[Excerpt from a dataset]
◆ ◆ ◆ ◆
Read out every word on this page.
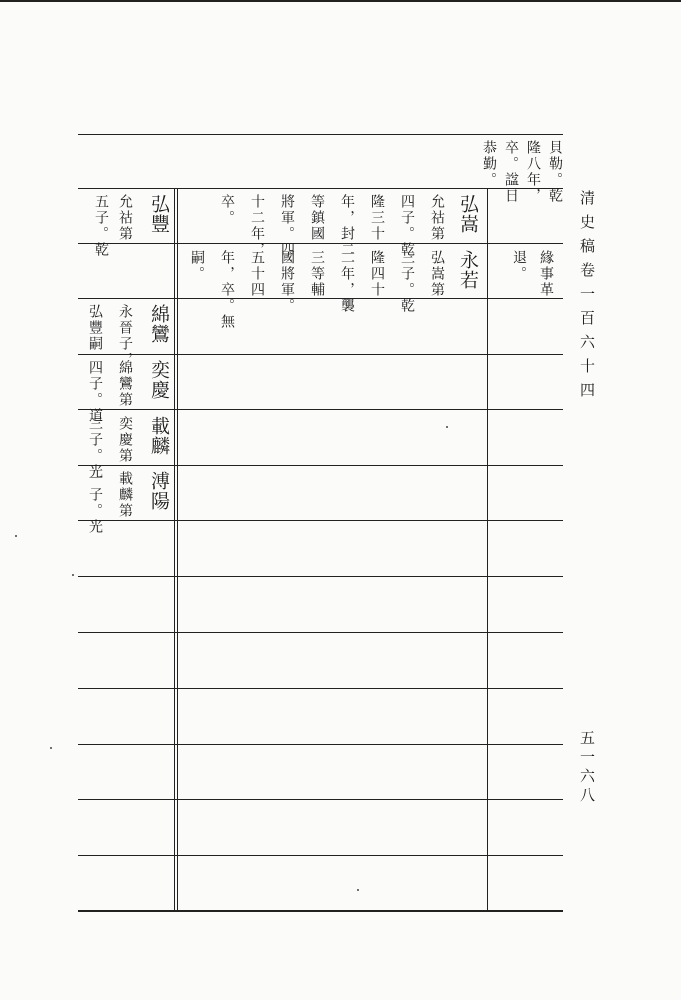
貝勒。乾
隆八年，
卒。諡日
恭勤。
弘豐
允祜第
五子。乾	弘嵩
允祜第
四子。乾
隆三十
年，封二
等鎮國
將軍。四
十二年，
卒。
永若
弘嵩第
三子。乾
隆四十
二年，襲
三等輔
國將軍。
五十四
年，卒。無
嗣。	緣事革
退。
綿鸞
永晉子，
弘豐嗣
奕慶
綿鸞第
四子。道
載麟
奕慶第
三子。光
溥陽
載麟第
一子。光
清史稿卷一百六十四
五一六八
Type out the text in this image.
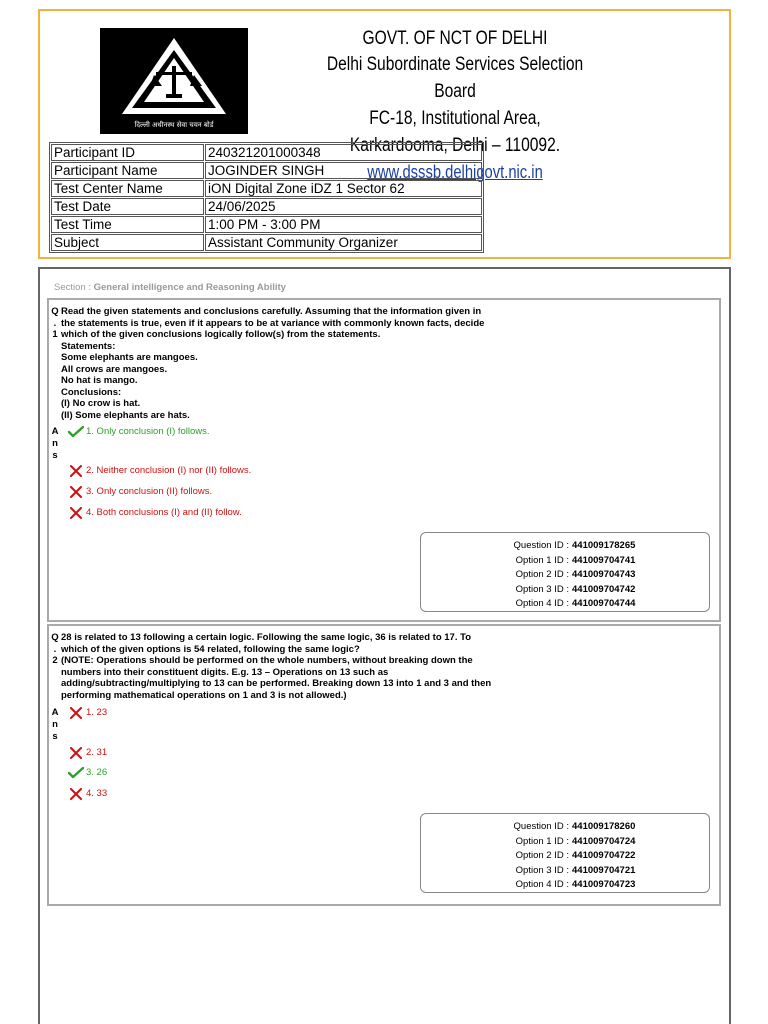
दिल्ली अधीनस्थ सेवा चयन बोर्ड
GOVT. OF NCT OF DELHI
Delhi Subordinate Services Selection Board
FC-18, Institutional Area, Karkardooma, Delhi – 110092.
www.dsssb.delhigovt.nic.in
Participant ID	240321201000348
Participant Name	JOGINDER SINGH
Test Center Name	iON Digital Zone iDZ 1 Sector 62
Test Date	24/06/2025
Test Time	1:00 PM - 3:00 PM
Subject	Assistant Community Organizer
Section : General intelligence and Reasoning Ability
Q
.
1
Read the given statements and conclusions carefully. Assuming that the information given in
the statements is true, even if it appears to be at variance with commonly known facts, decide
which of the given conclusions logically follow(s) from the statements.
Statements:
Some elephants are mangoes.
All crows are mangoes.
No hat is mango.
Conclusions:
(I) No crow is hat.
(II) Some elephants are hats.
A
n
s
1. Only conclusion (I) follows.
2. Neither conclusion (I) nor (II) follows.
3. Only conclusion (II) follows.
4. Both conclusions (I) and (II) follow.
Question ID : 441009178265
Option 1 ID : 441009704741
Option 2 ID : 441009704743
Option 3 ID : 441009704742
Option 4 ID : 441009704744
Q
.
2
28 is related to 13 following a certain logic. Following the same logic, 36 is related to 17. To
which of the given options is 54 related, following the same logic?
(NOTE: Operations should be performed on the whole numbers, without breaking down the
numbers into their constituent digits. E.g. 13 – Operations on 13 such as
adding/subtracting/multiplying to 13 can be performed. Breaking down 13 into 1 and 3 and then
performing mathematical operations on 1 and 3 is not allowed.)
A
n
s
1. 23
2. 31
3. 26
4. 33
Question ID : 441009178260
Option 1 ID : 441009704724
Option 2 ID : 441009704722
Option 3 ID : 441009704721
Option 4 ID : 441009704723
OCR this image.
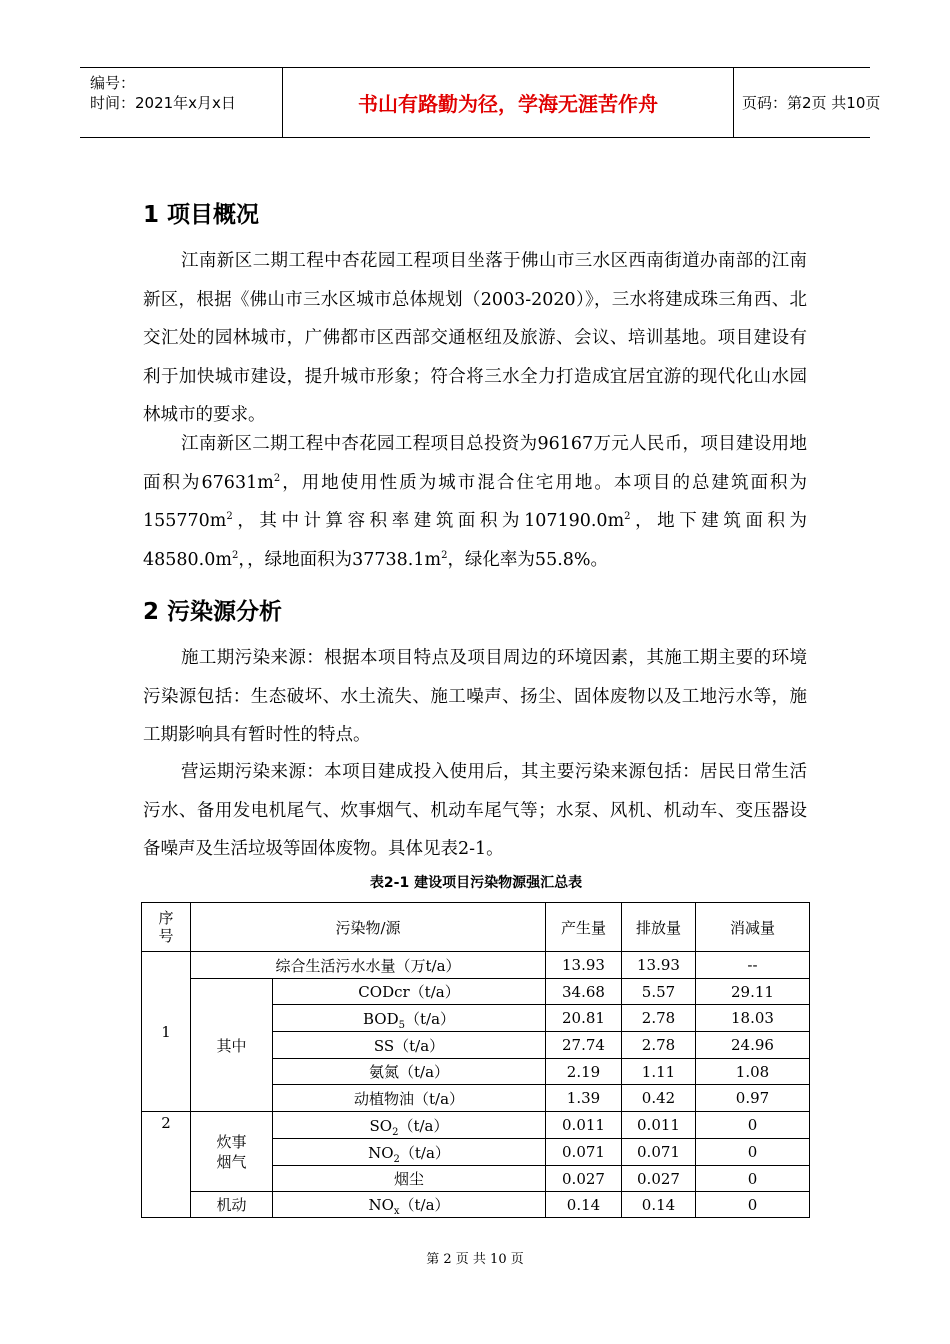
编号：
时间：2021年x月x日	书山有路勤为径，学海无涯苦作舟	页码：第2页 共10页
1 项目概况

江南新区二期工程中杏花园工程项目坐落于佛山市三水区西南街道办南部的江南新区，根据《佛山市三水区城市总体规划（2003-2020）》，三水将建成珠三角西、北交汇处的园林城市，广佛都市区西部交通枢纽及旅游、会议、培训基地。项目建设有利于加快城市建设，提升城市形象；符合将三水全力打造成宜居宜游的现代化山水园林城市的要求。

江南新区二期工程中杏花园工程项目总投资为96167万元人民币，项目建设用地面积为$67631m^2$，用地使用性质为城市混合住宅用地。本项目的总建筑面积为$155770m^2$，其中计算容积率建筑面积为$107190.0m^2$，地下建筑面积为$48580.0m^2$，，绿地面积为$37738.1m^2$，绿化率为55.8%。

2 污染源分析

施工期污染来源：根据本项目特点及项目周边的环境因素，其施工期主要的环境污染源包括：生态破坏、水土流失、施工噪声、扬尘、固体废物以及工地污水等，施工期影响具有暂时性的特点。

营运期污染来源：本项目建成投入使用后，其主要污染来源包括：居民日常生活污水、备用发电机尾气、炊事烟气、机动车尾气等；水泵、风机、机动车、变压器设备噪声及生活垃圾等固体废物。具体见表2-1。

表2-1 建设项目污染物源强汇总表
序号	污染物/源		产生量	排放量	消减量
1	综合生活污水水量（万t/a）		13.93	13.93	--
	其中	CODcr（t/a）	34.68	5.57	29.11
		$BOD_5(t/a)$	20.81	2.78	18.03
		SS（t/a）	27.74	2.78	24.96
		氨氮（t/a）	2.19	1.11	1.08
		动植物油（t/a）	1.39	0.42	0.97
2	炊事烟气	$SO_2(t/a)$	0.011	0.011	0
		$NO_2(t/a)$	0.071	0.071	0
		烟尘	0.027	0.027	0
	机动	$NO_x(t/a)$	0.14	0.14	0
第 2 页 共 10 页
◆ ◆ ◆ ◆
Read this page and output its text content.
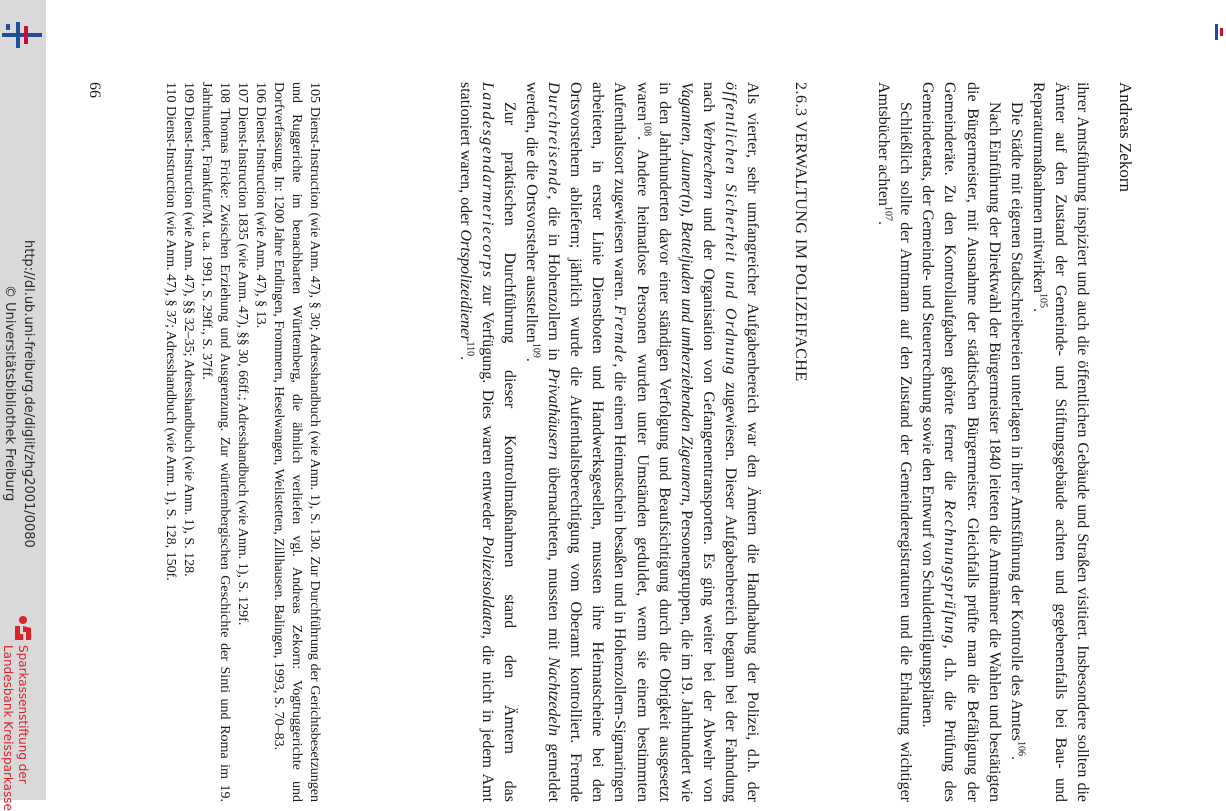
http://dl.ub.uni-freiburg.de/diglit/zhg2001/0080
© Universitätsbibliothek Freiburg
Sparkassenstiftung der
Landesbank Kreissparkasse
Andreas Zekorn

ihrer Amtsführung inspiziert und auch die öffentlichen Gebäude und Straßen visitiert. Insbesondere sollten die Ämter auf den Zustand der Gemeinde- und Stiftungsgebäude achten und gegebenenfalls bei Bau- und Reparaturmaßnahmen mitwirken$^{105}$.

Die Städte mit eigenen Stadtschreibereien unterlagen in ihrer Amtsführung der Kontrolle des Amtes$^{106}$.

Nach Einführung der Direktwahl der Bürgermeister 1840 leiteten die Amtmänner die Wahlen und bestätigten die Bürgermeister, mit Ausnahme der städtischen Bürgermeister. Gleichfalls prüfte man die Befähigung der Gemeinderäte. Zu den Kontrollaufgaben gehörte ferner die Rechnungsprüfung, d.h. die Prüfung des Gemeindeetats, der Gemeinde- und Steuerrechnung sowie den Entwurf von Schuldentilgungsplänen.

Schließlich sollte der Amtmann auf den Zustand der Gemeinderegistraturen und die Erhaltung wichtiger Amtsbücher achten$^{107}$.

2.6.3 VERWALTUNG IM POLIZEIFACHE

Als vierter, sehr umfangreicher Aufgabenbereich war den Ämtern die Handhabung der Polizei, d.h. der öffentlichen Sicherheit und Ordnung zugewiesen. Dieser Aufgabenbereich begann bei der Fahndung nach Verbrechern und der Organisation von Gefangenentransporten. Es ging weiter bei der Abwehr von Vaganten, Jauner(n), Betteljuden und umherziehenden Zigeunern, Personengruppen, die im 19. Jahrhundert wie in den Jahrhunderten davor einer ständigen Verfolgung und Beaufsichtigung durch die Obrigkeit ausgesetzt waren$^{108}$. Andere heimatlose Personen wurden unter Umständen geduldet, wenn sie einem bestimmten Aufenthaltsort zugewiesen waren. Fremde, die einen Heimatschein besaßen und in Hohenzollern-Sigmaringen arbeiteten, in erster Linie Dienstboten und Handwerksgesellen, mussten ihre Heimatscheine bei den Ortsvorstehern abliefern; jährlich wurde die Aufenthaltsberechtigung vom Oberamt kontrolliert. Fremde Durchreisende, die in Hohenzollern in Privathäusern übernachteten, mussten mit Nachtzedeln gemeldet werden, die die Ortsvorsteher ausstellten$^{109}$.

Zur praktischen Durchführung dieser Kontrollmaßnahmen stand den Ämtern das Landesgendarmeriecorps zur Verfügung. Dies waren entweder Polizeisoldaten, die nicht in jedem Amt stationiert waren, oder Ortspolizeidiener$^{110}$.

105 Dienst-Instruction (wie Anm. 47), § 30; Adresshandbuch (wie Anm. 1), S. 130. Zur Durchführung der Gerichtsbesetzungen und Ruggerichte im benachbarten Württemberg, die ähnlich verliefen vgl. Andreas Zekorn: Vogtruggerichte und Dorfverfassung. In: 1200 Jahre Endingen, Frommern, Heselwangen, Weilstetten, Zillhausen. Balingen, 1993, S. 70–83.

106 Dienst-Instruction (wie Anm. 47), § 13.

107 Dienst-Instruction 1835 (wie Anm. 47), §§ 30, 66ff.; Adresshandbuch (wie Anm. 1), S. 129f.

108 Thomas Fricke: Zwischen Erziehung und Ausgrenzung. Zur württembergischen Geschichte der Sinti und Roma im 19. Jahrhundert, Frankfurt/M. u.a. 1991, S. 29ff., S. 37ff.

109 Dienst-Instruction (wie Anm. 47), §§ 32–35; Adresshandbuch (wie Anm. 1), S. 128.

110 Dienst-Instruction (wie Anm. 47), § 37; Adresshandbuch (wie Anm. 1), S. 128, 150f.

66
◆ ◆ ◆ ◆
- Exercise brief -
Extract each line from the entries above that contains the string "Question".

- Result of the exercise -
Question ID : 441009178265
Question ID : 441009178260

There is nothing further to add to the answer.